* start INPUT *
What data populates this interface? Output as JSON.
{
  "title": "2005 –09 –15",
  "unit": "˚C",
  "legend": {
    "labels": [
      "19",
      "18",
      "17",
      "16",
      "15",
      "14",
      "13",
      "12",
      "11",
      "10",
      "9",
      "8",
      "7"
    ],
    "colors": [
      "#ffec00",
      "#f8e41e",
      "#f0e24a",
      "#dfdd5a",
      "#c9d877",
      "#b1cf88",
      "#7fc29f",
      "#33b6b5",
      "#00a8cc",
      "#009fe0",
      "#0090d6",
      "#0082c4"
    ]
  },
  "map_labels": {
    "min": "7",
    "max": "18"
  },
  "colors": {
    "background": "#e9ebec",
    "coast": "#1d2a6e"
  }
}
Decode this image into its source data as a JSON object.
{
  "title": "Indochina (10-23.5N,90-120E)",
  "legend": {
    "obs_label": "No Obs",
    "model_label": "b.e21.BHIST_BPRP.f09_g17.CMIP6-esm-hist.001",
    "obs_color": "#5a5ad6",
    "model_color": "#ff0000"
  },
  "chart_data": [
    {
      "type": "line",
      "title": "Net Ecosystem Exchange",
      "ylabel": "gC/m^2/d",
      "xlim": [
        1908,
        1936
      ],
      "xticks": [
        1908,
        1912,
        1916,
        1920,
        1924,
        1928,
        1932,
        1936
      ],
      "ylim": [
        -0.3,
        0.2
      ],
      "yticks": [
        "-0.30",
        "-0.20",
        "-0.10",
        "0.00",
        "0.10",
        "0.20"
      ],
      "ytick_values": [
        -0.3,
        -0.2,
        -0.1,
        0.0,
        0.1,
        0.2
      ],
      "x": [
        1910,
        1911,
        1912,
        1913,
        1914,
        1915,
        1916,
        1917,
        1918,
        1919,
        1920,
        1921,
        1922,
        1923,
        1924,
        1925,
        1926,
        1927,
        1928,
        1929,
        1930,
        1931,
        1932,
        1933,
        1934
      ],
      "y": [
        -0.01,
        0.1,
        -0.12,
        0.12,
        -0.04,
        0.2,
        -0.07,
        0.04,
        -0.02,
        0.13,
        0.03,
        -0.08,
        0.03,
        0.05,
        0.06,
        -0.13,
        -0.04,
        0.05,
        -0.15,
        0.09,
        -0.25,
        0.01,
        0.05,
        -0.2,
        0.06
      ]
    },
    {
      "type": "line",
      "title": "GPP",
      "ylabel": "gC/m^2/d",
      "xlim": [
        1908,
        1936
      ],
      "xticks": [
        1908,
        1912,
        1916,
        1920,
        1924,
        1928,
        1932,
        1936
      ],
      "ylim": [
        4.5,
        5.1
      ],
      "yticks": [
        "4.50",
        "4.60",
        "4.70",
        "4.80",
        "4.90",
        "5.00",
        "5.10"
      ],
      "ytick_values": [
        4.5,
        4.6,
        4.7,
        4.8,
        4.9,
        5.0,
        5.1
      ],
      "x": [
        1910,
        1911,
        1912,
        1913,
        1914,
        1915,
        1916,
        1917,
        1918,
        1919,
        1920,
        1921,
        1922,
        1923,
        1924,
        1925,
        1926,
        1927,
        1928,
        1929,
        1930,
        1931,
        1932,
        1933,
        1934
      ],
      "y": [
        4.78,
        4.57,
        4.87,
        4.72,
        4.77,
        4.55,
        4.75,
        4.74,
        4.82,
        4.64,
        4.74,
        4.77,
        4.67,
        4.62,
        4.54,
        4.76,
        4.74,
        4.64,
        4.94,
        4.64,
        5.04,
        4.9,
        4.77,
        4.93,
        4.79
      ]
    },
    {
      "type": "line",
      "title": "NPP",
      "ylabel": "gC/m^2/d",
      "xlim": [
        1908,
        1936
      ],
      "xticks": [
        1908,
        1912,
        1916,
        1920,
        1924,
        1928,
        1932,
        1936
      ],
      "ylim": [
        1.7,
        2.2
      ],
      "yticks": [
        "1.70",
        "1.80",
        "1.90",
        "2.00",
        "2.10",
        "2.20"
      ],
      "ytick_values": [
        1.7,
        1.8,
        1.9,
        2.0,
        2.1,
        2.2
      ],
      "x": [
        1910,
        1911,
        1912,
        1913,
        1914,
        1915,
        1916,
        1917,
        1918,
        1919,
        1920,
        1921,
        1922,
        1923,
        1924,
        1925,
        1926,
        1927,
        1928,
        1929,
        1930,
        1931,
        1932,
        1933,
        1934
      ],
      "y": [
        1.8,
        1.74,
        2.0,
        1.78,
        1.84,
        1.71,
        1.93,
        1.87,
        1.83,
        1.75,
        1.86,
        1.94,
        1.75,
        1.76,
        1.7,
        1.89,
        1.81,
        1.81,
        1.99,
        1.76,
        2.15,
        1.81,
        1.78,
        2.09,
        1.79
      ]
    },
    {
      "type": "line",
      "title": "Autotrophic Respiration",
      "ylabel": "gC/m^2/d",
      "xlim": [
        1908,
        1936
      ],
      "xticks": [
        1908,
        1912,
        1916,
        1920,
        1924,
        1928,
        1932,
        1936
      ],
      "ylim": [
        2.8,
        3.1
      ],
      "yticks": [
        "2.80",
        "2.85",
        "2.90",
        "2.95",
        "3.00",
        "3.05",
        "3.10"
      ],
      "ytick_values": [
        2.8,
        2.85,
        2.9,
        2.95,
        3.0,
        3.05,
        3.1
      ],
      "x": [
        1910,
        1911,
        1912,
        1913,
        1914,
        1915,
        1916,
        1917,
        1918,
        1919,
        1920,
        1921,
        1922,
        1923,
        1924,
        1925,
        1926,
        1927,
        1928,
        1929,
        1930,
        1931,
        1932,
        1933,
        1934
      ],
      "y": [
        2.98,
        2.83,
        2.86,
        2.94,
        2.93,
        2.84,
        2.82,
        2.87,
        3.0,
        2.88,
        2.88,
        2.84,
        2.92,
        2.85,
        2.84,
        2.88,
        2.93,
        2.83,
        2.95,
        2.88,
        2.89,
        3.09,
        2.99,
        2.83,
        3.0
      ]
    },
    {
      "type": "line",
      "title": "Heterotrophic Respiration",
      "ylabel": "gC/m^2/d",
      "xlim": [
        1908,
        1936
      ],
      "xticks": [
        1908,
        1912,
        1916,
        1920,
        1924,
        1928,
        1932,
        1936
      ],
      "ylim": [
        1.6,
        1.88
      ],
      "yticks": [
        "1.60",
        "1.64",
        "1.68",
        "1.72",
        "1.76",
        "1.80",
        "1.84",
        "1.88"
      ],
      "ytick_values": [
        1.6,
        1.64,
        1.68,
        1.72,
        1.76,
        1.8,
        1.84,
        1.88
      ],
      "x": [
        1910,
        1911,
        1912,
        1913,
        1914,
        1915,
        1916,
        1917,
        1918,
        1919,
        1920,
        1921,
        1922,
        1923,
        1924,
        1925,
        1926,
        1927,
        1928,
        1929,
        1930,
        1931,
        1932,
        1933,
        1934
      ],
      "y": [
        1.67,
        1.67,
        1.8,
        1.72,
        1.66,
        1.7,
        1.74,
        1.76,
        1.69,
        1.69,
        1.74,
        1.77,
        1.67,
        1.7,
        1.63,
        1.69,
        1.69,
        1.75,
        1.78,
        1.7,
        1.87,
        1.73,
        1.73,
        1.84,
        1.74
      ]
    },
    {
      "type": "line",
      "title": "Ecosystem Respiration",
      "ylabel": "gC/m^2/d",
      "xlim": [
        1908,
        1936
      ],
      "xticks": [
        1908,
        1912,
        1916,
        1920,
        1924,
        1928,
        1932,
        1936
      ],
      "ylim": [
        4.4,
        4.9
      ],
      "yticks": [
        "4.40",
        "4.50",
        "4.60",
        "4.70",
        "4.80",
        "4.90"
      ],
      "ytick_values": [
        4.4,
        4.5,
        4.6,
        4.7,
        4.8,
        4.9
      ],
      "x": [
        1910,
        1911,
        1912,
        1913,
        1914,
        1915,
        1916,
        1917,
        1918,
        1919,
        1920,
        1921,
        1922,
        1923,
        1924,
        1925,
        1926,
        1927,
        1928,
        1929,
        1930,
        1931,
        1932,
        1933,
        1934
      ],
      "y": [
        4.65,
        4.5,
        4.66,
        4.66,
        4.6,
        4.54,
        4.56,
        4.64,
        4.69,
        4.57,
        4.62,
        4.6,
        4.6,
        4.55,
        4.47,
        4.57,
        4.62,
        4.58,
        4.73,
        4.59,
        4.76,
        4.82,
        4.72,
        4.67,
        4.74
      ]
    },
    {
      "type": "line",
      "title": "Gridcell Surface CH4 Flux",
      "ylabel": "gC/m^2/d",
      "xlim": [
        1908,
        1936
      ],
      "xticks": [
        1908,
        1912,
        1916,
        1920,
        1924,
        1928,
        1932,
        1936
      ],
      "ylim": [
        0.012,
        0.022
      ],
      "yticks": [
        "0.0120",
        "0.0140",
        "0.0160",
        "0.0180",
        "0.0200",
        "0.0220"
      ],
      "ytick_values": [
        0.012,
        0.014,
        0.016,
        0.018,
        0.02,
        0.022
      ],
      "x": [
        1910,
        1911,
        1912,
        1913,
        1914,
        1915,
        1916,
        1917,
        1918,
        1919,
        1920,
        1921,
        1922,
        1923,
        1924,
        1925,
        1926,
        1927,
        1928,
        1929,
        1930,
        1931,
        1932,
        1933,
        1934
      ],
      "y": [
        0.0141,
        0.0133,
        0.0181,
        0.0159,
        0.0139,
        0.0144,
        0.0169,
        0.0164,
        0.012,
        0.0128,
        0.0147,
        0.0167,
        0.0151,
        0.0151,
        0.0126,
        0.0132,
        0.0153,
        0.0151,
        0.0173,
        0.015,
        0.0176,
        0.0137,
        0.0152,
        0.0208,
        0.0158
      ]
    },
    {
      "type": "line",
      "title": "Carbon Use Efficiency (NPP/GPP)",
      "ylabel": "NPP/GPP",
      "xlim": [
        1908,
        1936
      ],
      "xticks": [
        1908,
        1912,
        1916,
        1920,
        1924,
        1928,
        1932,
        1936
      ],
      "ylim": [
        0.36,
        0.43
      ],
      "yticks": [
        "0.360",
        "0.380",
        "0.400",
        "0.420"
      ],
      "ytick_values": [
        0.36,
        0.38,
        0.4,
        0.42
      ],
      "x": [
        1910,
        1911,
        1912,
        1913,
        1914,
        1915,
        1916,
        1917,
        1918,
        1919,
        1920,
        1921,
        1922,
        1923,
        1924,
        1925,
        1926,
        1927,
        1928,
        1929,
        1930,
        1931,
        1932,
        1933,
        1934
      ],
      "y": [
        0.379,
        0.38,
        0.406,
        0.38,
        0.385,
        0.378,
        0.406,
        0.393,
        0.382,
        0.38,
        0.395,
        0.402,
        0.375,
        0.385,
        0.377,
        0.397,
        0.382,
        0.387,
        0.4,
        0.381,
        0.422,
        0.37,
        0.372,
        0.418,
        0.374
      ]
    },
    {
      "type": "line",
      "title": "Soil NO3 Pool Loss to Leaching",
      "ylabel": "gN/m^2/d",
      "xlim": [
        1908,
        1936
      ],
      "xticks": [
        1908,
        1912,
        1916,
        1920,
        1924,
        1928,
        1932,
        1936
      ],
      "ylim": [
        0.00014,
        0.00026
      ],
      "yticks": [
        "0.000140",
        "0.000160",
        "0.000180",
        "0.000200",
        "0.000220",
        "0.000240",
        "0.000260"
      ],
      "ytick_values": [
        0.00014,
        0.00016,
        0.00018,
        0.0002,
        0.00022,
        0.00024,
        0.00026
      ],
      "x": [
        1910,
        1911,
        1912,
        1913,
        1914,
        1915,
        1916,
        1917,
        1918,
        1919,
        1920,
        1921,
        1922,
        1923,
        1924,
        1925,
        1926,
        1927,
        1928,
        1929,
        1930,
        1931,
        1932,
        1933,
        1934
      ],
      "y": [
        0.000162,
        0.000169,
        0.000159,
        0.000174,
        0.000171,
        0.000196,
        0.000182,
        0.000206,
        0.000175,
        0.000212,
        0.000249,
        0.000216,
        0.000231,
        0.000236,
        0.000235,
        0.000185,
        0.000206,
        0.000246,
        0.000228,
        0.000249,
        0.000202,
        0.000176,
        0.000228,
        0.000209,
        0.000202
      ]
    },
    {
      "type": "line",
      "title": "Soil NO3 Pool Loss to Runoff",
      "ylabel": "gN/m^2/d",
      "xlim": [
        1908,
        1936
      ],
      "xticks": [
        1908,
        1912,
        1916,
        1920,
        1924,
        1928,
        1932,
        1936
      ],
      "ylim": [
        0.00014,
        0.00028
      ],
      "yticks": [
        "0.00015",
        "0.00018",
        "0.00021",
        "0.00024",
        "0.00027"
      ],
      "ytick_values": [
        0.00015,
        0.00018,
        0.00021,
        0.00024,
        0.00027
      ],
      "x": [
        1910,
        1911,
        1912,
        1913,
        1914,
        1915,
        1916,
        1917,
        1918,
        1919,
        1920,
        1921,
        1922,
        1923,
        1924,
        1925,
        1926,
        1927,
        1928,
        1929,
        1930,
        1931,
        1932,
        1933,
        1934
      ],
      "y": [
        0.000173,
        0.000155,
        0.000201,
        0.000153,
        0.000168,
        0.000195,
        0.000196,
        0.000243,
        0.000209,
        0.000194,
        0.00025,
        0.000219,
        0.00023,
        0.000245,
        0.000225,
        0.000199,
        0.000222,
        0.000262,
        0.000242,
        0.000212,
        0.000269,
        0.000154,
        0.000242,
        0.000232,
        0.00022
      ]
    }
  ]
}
* end INPUT *
◆ **WRITTEN INSTRUCTION**
Search the records for the string "Pool" and return every line in which it occurs.

◆ **IN RESPONSE**
      "title": "Soil NO3 Pool Loss to Leaching",
      "title": "Soil NO3 Pool Loss to Runoff",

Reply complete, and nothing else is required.